"Rutherford Falls": 2 Staffeln mit insgesamt 18 Folgen.
Staffel 2 seit 27. Juni 2022 in der Mediathek von Wow (Sky).
Sitcom "Rutherford Falls"
Die Sitcom "Rutherford Falls" macht Lust auf mehr, sagt unser Kritiker. In Los Angeles feierten die Schauspieler die Premiere der zweiten Staffel. © Getty Images / Unique Nicole
Den weißen Mann vom Sockel stoßen
06:38 Minuten
"Rutherford Falls" ist eine gefällige, schwungvolle, optimistische Mainstream-Sitcom voll geistreicher, aber oft enttäuschend unpolitischer Figuren, sagt unser Kritiker. Dennoch wirke sie entspannt und einladend, weil offener Rassismus kaum vorkomme.

* _Textaufgabe 1_
Seit welchem Datum steht die zweite Staffel laut dem Auszug über „Rutherford Falls“ in der Mediathek von Wow?
* _Textaufgabe 2_
Schreiben Sie aus dem Auszug über „Rutherford Falls“ die Stelle von „Staffel 2 seit“ bis einschließlich „Rassismus kaum vorkomme.“ wortgetreu ab.

* _Einträge_
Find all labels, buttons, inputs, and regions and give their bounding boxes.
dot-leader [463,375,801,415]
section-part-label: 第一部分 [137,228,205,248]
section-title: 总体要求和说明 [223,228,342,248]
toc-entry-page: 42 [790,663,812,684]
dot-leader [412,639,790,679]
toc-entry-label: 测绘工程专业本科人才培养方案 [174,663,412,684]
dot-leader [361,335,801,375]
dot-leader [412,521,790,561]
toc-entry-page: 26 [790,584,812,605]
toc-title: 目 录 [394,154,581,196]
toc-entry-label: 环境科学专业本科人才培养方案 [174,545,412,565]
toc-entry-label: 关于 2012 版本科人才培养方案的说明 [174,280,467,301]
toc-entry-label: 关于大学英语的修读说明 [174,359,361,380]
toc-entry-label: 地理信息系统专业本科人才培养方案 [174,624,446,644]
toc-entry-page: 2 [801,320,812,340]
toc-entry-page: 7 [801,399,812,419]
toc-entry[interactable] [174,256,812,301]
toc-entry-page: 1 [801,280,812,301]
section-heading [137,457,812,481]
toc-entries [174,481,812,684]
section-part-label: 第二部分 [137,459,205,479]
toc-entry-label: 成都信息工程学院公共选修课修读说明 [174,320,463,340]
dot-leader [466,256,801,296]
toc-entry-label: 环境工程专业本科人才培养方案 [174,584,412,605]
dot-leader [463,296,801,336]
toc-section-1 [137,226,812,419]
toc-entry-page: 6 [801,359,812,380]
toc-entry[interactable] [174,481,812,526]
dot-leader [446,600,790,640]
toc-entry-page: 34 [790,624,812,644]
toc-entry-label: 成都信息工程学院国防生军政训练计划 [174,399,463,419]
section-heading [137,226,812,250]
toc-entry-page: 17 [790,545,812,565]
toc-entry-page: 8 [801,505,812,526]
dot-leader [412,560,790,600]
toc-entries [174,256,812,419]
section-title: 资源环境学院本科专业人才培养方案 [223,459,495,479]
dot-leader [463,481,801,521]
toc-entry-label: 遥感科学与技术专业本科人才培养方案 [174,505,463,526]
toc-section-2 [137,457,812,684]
--
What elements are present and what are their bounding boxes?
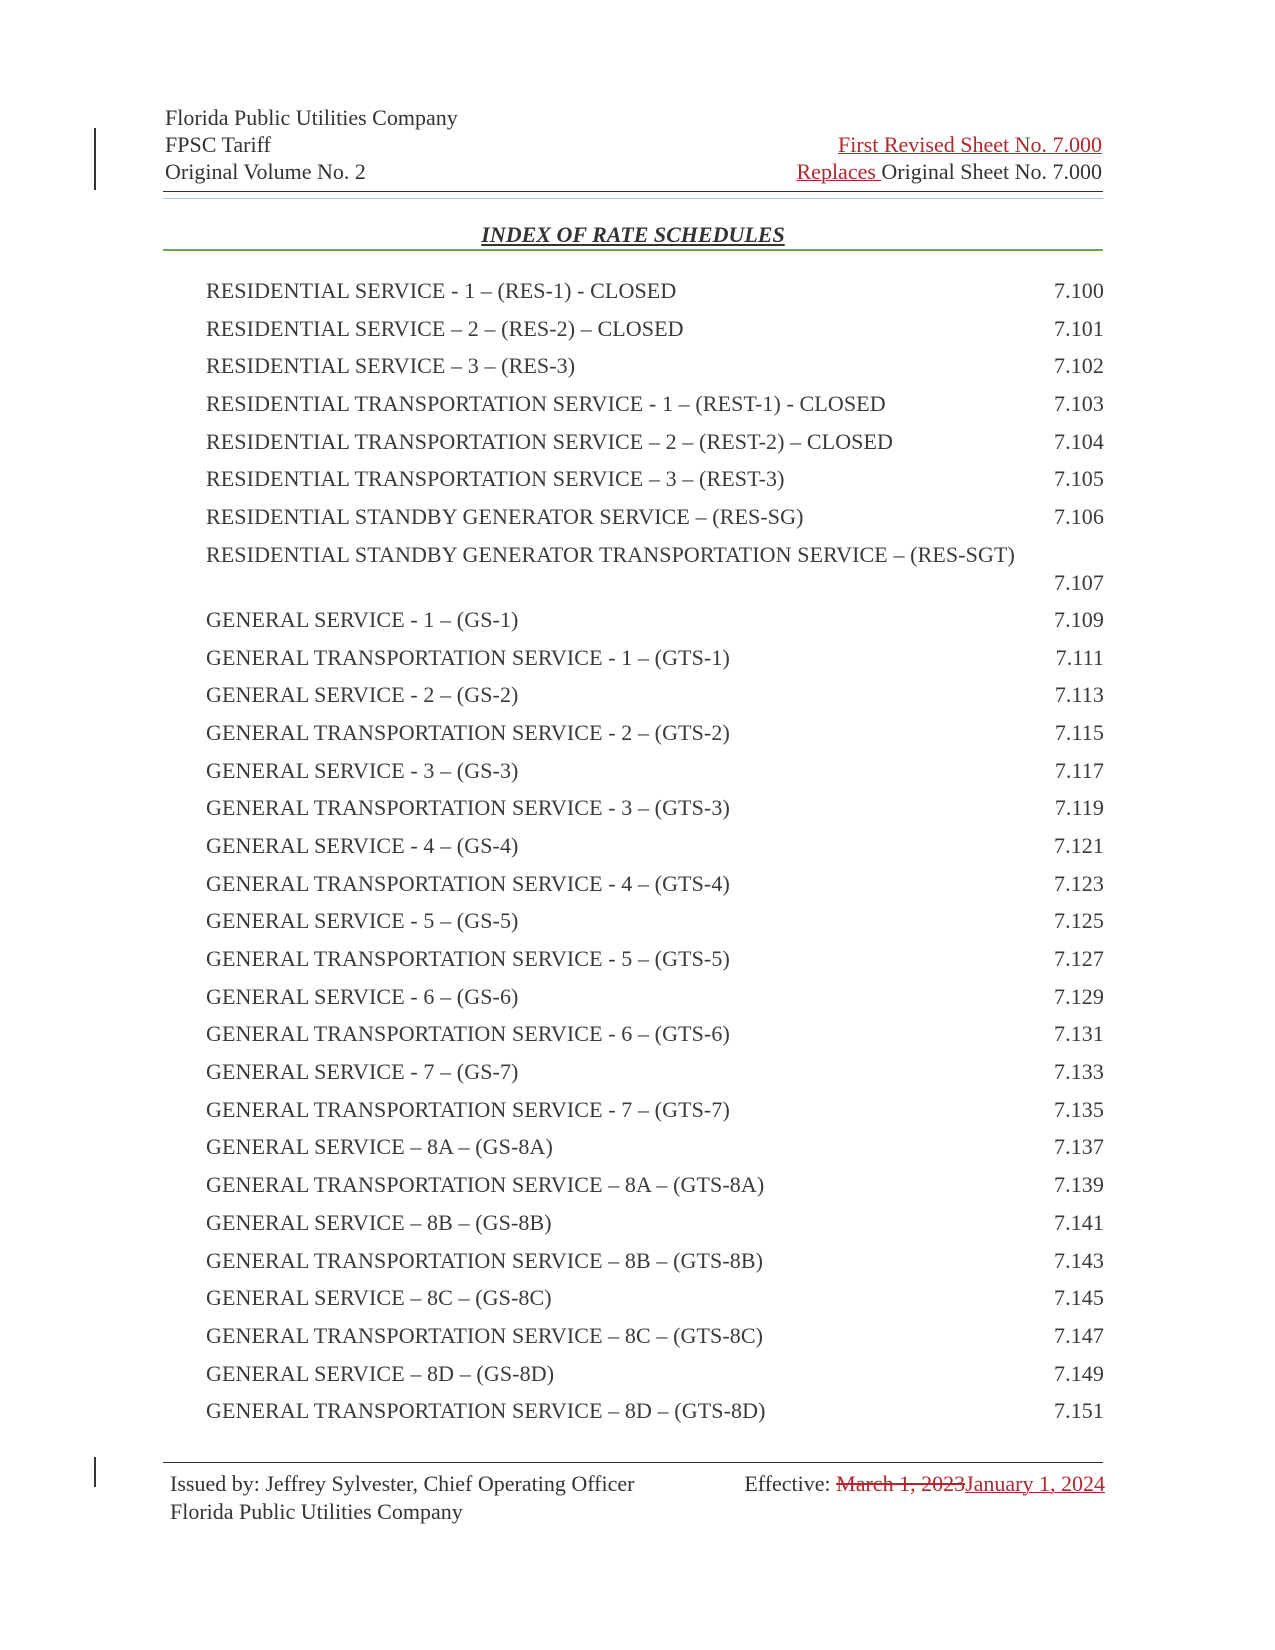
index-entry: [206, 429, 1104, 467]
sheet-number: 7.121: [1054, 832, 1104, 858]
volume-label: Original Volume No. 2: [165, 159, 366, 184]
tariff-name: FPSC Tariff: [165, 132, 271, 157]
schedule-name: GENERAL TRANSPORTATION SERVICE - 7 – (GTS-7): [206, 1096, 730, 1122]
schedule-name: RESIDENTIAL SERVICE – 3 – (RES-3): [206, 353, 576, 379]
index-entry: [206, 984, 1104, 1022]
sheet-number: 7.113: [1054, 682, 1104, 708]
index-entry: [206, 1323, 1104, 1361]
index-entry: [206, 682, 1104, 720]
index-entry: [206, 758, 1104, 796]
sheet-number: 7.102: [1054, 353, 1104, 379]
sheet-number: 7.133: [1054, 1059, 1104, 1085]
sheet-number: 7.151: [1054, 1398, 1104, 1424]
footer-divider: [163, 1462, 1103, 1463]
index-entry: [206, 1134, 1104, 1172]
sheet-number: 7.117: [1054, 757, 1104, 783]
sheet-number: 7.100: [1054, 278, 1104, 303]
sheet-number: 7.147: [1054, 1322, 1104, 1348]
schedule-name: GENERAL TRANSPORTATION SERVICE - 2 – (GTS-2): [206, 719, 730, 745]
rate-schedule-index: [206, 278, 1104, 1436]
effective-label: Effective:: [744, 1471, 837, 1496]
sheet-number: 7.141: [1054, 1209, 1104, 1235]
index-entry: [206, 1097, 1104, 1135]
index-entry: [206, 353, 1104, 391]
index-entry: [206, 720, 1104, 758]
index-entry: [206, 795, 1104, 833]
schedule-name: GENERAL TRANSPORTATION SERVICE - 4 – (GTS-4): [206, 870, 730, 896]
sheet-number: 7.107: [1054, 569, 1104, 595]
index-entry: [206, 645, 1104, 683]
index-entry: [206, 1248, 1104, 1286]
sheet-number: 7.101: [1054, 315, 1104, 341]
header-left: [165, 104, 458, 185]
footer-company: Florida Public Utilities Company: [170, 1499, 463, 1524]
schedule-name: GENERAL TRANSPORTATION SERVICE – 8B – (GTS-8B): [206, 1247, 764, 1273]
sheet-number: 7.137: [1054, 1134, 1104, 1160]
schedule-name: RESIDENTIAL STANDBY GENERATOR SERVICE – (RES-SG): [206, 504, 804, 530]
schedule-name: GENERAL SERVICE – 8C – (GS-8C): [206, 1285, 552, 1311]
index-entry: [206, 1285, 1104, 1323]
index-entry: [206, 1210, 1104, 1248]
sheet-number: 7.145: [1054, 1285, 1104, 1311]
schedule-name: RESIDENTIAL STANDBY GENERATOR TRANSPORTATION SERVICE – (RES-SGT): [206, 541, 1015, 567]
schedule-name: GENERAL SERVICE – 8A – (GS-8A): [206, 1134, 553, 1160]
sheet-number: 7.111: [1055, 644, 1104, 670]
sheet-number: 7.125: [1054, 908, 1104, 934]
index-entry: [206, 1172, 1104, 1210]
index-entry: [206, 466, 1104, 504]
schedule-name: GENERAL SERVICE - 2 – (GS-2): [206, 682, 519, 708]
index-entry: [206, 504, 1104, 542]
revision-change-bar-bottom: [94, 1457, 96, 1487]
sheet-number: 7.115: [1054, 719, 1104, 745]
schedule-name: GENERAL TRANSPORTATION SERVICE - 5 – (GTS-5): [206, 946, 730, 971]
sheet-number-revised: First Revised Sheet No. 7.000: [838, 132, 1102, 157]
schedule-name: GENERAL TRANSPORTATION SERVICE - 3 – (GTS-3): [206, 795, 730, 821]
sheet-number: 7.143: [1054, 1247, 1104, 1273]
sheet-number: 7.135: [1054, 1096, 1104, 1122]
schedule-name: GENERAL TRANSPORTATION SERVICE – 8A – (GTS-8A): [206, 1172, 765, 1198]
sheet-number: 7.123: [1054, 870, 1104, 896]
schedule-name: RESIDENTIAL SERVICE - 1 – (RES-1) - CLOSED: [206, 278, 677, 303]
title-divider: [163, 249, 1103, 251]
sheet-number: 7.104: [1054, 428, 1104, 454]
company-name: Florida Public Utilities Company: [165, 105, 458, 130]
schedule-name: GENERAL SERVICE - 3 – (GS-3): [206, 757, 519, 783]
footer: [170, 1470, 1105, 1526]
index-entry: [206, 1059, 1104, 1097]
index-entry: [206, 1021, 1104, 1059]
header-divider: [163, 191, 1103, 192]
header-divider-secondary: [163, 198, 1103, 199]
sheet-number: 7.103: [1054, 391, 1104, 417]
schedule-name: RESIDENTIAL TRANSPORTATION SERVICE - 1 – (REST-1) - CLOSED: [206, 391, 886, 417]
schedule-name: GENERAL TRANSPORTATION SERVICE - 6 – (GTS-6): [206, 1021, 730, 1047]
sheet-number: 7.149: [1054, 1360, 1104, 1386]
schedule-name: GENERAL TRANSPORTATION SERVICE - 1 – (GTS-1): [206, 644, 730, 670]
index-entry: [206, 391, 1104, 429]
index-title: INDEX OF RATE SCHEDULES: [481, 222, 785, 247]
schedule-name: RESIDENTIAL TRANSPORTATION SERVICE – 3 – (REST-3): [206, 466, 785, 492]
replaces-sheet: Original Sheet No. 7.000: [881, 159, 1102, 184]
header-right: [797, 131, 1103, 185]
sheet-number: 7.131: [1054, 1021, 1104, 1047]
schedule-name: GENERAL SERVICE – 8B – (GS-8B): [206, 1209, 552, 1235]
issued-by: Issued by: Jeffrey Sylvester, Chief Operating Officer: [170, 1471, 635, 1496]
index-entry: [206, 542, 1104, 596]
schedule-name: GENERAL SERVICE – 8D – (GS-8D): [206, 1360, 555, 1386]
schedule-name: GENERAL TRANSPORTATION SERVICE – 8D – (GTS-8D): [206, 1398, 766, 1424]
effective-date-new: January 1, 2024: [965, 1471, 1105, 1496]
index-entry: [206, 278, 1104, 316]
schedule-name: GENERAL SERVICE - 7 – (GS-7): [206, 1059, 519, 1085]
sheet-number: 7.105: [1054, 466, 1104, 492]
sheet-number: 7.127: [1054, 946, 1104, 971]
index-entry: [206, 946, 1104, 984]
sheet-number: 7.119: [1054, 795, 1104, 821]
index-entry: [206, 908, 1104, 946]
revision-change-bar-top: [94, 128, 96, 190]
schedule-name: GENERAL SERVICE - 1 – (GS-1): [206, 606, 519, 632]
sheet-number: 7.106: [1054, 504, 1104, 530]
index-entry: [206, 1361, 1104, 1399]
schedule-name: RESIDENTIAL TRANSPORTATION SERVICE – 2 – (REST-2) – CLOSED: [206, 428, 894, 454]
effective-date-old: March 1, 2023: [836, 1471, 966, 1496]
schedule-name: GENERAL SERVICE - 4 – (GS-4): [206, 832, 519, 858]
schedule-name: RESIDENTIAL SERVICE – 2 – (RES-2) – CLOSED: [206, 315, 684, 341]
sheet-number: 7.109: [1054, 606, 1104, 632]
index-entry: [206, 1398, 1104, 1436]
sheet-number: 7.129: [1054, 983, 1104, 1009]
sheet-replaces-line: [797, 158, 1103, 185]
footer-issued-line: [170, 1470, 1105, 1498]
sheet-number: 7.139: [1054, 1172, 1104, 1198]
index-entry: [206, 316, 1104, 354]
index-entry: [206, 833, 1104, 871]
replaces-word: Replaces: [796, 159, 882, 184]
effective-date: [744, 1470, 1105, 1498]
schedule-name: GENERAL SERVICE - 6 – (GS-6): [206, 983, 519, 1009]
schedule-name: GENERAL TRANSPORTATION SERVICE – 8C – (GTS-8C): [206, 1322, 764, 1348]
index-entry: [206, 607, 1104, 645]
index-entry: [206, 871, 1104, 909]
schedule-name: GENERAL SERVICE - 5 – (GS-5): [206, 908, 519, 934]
==
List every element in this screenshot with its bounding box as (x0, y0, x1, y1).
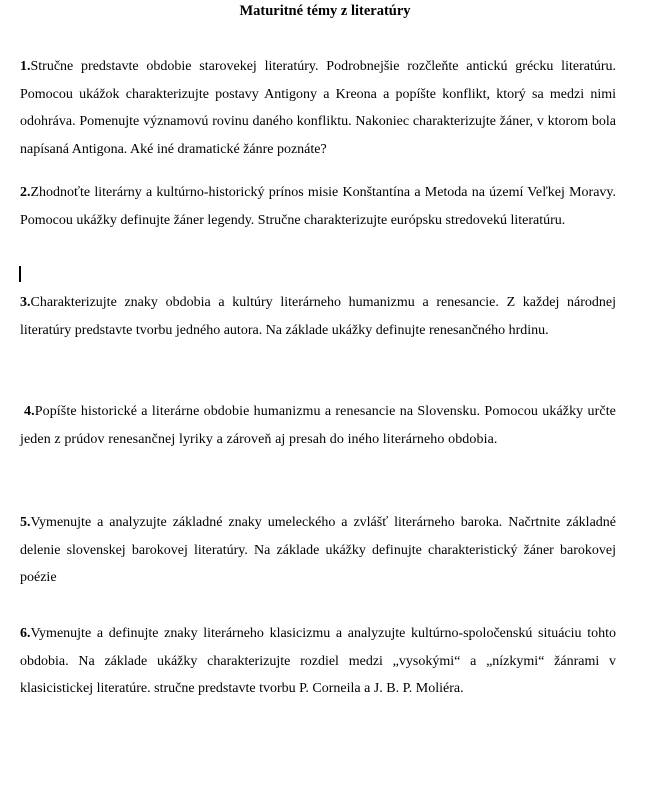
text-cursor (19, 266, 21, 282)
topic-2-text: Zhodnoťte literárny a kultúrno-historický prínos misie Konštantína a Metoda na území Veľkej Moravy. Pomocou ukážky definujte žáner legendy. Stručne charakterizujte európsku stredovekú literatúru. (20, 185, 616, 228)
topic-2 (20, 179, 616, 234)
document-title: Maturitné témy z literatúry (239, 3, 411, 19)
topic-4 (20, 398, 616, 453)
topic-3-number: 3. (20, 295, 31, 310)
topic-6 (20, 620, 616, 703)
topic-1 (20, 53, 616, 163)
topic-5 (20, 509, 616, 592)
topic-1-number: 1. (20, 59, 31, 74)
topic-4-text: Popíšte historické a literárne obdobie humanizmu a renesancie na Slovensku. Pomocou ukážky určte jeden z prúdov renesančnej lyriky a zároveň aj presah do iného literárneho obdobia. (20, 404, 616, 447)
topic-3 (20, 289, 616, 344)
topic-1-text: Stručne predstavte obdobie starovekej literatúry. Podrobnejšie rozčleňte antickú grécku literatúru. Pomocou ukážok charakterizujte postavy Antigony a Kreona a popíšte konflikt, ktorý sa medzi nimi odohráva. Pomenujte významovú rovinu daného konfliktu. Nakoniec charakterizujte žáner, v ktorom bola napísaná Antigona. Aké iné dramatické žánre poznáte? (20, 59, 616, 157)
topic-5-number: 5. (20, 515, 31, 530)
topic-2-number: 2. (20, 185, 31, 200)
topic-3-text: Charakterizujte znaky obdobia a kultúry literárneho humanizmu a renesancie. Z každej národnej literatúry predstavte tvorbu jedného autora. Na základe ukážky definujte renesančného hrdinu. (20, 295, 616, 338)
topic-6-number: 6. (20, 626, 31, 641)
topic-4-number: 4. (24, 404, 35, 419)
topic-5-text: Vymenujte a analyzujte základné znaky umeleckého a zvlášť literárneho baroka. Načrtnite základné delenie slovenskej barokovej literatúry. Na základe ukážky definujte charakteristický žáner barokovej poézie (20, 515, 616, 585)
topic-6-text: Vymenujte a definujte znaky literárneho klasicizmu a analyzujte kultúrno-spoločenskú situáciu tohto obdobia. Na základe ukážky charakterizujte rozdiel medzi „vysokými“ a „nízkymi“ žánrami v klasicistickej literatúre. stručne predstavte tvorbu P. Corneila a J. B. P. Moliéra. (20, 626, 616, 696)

* _Lösung 1_
Seit dem 27. Juni 2022.

* _Lösung 2_
Staffel 2 seit 27. Juni 2022 in der Mediathek von Wow (Sky).
Sitcom "Rutherford Falls"
Die Sitcom "Rutherford Falls" macht Lust auf mehr, sagt unser Kritiker. In Los Angeles feierten die Schauspieler die Premiere der zweiten Staffel. © Getty Images / Unique Nicole
Den weißen Mann vom Sockel stoßen
06:38 Minuten
"Rutherford Falls" ist eine gefällige, schwungvolle, optimistische Mainstream-Sitcom voll geistreicher, aber oft enttäuschend unpolitischer Figuren, sagt unser Kritiker. Dennoch wirke sie entspannt und einladend, weil offener Rassismus kaum vorkomme.